#### [Data for this exercise]
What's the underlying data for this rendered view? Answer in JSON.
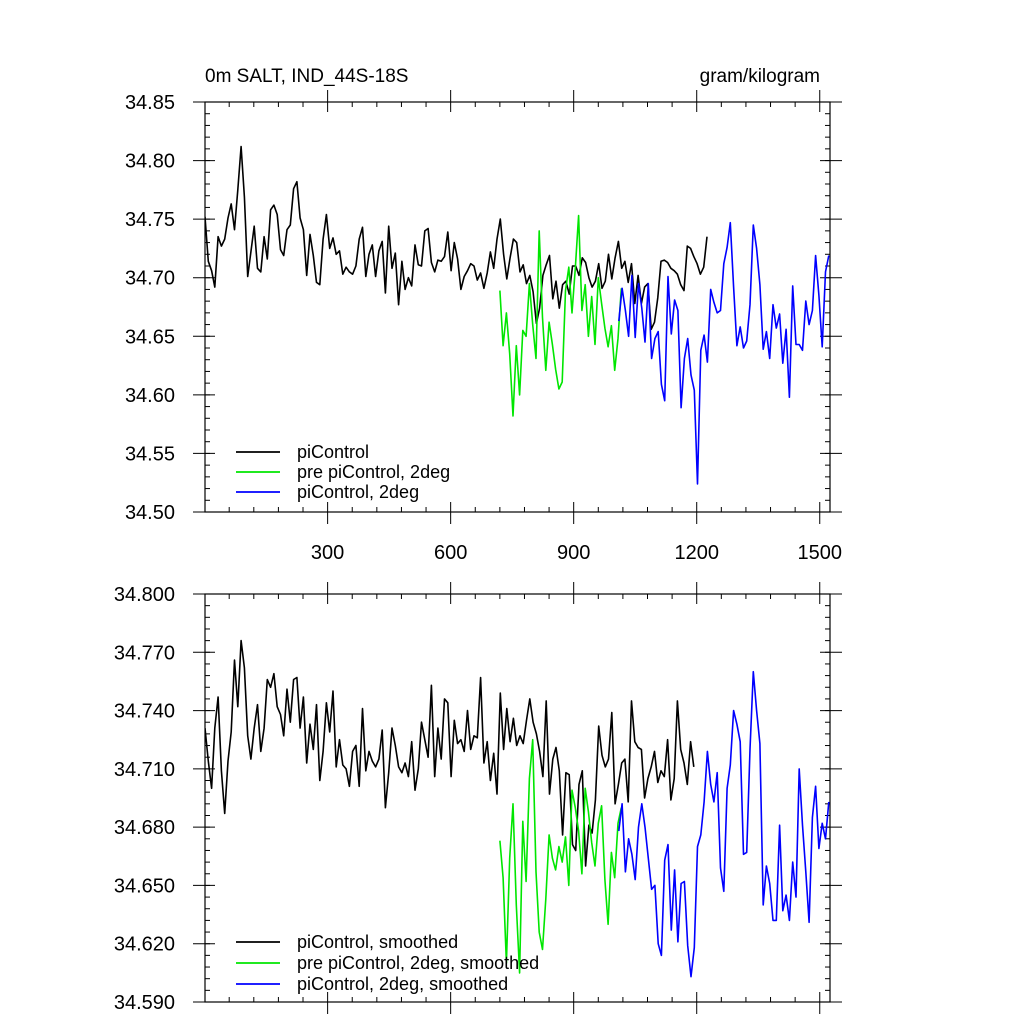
{
  "chart_data": [
    {
      "type": "line",
      "title": "0m SALT, IND_44S-18S",
      "units": "gram/kilogram",
      "xlabel": "",
      "ylabel": "",
      "xlim": [
        1,
        1525
      ],
      "ylim": [
        34.5,
        34.85
      ],
      "xticks": [
        300,
        600,
        900,
        1200,
        1500
      ],
      "yticks": [
        "34.50",
        "34.55",
        "34.60",
        "34.65",
        "34.70",
        "34.75",
        "34.80",
        "34.85"
      ],
      "legend_position": "bottom-left",
      "series": [
        {
          "name": "piControl",
          "color": "#000000",
          "x_start": 1,
          "x_step": 8,
          "values": [
            34.752,
            34.714,
            34.706,
            34.692,
            34.735,
            34.727,
            34.733,
            34.751,
            34.763,
            34.741,
            34.775,
            34.812,
            34.769,
            34.701,
            34.722,
            34.744,
            34.708,
            34.705,
            34.735,
            34.716,
            34.758,
            34.762,
            34.754,
            34.724,
            34.719,
            34.741,
            34.745,
            34.776,
            34.782,
            34.751,
            34.741,
            34.702,
            34.737,
            34.719,
            34.696,
            34.694,
            34.733,
            34.754,
            34.725,
            34.734,
            34.72,
            34.723,
            34.703,
            34.709,
            34.705,
            34.703,
            34.71,
            34.733,
            34.743,
            34.701,
            34.72,
            34.728,
            34.701,
            34.723,
            34.731,
            34.687,
            34.744,
            34.708,
            34.721,
            34.677,
            34.714,
            34.69,
            34.7,
            34.693,
            34.728,
            34.711,
            34.71,
            34.74,
            34.742,
            34.713,
            34.705,
            34.715,
            34.714,
            34.718,
            34.739,
            34.706,
            34.73,
            34.716,
            34.69,
            34.701,
            34.706,
            34.712,
            34.71,
            34.698,
            34.704,
            34.691,
            34.704,
            34.722,
            34.708,
            34.733,
            34.75,
            34.72,
            34.699,
            34.717,
            34.733,
            34.73,
            34.705,
            34.711,
            34.695,
            34.702,
            34.688,
            34.661,
            34.674,
            34.702,
            34.711,
            34.719,
            34.682,
            34.697,
            34.674,
            34.694,
            34.697,
            34.686,
            34.71,
            34.71,
            34.702,
            34.717,
            34.713,
            34.7,
            34.692,
            34.697,
            34.712,
            34.691,
            34.697,
            34.72,
            34.699,
            34.717,
            34.731,
            34.708,
            34.714,
            34.696,
            34.712,
            34.678,
            34.702,
            34.678,
            34.692,
            34.695,
            34.656,
            34.662,
            34.683,
            34.714,
            34.715,
            34.713,
            34.708,
            34.706,
            34.703,
            34.694,
            34.689,
            34.727,
            34.725,
            34.718,
            34.712,
            34.703,
            34.709,
            34.735
          ]
        },
        {
          "name": "pre piControl, 2deg",
          "color": "#00e600",
          "x_start": 720,
          "x_step": 8,
          "values": [
            34.689,
            34.642,
            34.67,
            34.635,
            34.582,
            34.642,
            34.6,
            34.655,
            34.65,
            34.695,
            34.66,
            34.631,
            34.74,
            34.666,
            34.621,
            34.662,
            34.643,
            34.622,
            34.605,
            34.611,
            34.689,
            34.709,
            34.67,
            34.708,
            34.753,
            34.672,
            34.694,
            34.65,
            34.684,
            34.643,
            34.7,
            34.678,
            34.657,
            34.641,
            34.659,
            34.621,
            34.648,
            34.691
          ]
        },
        {
          "name": "piControl, 2deg",
          "color": "#0000ff",
          "x_start": 1010,
          "x_step": 8,
          "values": [
            34.663,
            34.691,
            34.672,
            34.65,
            34.702,
            34.649,
            34.695,
            34.674,
            34.645,
            34.695,
            34.631,
            34.648,
            34.654,
            34.609,
            34.595,
            34.701,
            34.652,
            34.681,
            34.672,
            34.589,
            34.631,
            34.648,
            34.617,
            34.604,
            34.524,
            34.638,
            34.651,
            34.628,
            34.69,
            34.679,
            34.67,
            34.672,
            34.712,
            34.726,
            34.747,
            34.692,
            34.642,
            34.658,
            34.64,
            34.646,
            34.677,
            34.745,
            34.725,
            34.694,
            34.639,
            34.654,
            34.631,
            34.677,
            34.657,
            34.669,
            34.627,
            34.656,
            34.598,
            34.693,
            34.643,
            34.643,
            34.638,
            34.68,
            34.66,
            34.672,
            34.719,
            34.685,
            34.641,
            34.705,
            34.719
          ]
        }
      ]
    },
    {
      "type": "line",
      "title": "",
      "xlabel": "",
      "ylabel": "",
      "xlim": [
        1,
        1525
      ],
      "ylim": [
        34.59,
        34.8
      ],
      "xticks": [
        300,
        600,
        900,
        1200,
        1500
      ],
      "yticks": [
        "34.590",
        "34.620",
        "34.650",
        "34.680",
        "34.710",
        "34.740",
        "34.770",
        "34.800"
      ],
      "legend_position": "bottom-left",
      "series": [
        {
          "name": "piControl, smoothed",
          "color": "#000000",
          "x_start": 1,
          "x_step": 8,
          "values": [
            34.731,
            34.714,
            34.7,
            34.731,
            34.747,
            34.709,
            34.687,
            34.714,
            34.729,
            34.766,
            34.742,
            34.776,
            34.762,
            34.727,
            34.715,
            34.731,
            34.743,
            34.719,
            34.731,
            34.756,
            34.752,
            34.759,
            34.742,
            34.738,
            34.727,
            34.751,
            34.734,
            34.756,
            34.757,
            34.731,
            34.747,
            34.713,
            34.733,
            34.72,
            34.743,
            34.704,
            34.719,
            34.744,
            34.729,
            34.75,
            34.711,
            34.725,
            34.712,
            34.71,
            34.701,
            34.719,
            34.722,
            34.701,
            34.741,
            34.709,
            34.719,
            34.714,
            34.711,
            34.715,
            34.73,
            34.69,
            34.708,
            34.731,
            34.722,
            34.711,
            34.708,
            34.713,
            34.706,
            34.724,
            34.699,
            34.71,
            34.734,
            34.725,
            34.716,
            34.753,
            34.706,
            34.731,
            34.715,
            34.746,
            34.744,
            34.706,
            34.735,
            34.723,
            34.725,
            34.719,
            34.74,
            34.72,
            34.727,
            34.726,
            34.757,
            34.713,
            34.724,
            34.704,
            34.718,
            34.697,
            34.749,
            34.72,
            34.741,
            34.724,
            34.736,
            34.722,
            34.727,
            34.723,
            34.735,
            34.746,
            34.734,
            34.728,
            34.719,
            34.706,
            34.745,
            34.697,
            34.715,
            34.721,
            34.709,
            34.676,
            34.708,
            34.707,
            34.671,
            34.668,
            34.702,
            34.709,
            34.66,
            34.681,
            34.677,
            34.694,
            34.732,
            34.717,
            34.711,
            34.715,
            34.739,
            34.692,
            34.702,
            34.713,
            34.715,
            34.693,
            34.745,
            34.724,
            34.721,
            34.72,
            34.695,
            34.705,
            34.711,
            34.719,
            34.703,
            34.709,
            34.706,
            34.725,
            34.694,
            34.705,
            34.745,
            34.72,
            34.713,
            34.702,
            34.724,
            34.711
          ]
        },
        {
          "name": "pre piControl, 2deg, smoothed",
          "color": "#00e600",
          "x_start": 720,
          "x_step": 8,
          "values": [
            34.673,
            34.654,
            34.61,
            34.664,
            34.692,
            34.64,
            34.605,
            34.683,
            34.652,
            34.705,
            34.725,
            34.657,
            34.626,
            34.617,
            34.643,
            34.676,
            34.664,
            34.658,
            34.67,
            34.662,
            34.675,
            34.65,
            34.699,
            34.69,
            34.678,
            34.656,
            34.7,
            34.688,
            34.672,
            34.66,
            34.682,
            34.691,
            34.653,
            34.63,
            34.667,
            34.654,
            34.682,
            34.69
          ]
        },
        {
          "name": "piControl, 2deg, smoothed",
          "color": "#0000ff",
          "x_start": 1010,
          "x_step": 8,
          "values": [
            34.678,
            34.692,
            34.657,
            34.674,
            34.666,
            34.653,
            34.68,
            34.692,
            34.68,
            34.664,
            34.648,
            34.65,
            34.62,
            34.614,
            34.663,
            34.671,
            34.627,
            34.658,
            34.621,
            34.651,
            34.652,
            34.619,
            34.603,
            34.618,
            34.67,
            34.676,
            34.693,
            34.719,
            34.702,
            34.693,
            34.708,
            34.659,
            34.647,
            34.7,
            34.712,
            34.74,
            34.733,
            34.724,
            34.666,
            34.667,
            34.72,
            34.76,
            34.74,
            34.723,
            34.64,
            34.66,
            34.651,
            34.632,
            34.632,
            34.681,
            34.637,
            34.645,
            34.632,
            34.662,
            34.644,
            34.71,
            34.681,
            34.657,
            34.631,
            34.685,
            34.701,
            34.669,
            34.682,
            34.674,
            34.693
          ]
        }
      ]
    }
  ]
}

#### [Directions for this task]
Report all lines of the data that include the word "piControl".

#### [Exercise answer]
          "name": "piControl",
          "name": "pre piControl, 2deg",
          "name": "piControl, 2deg",
          "name": "piControl, smoothed",
          "name": "pre piControl, 2deg, smoothed",
          "name": "piControl, 2deg, smoothed",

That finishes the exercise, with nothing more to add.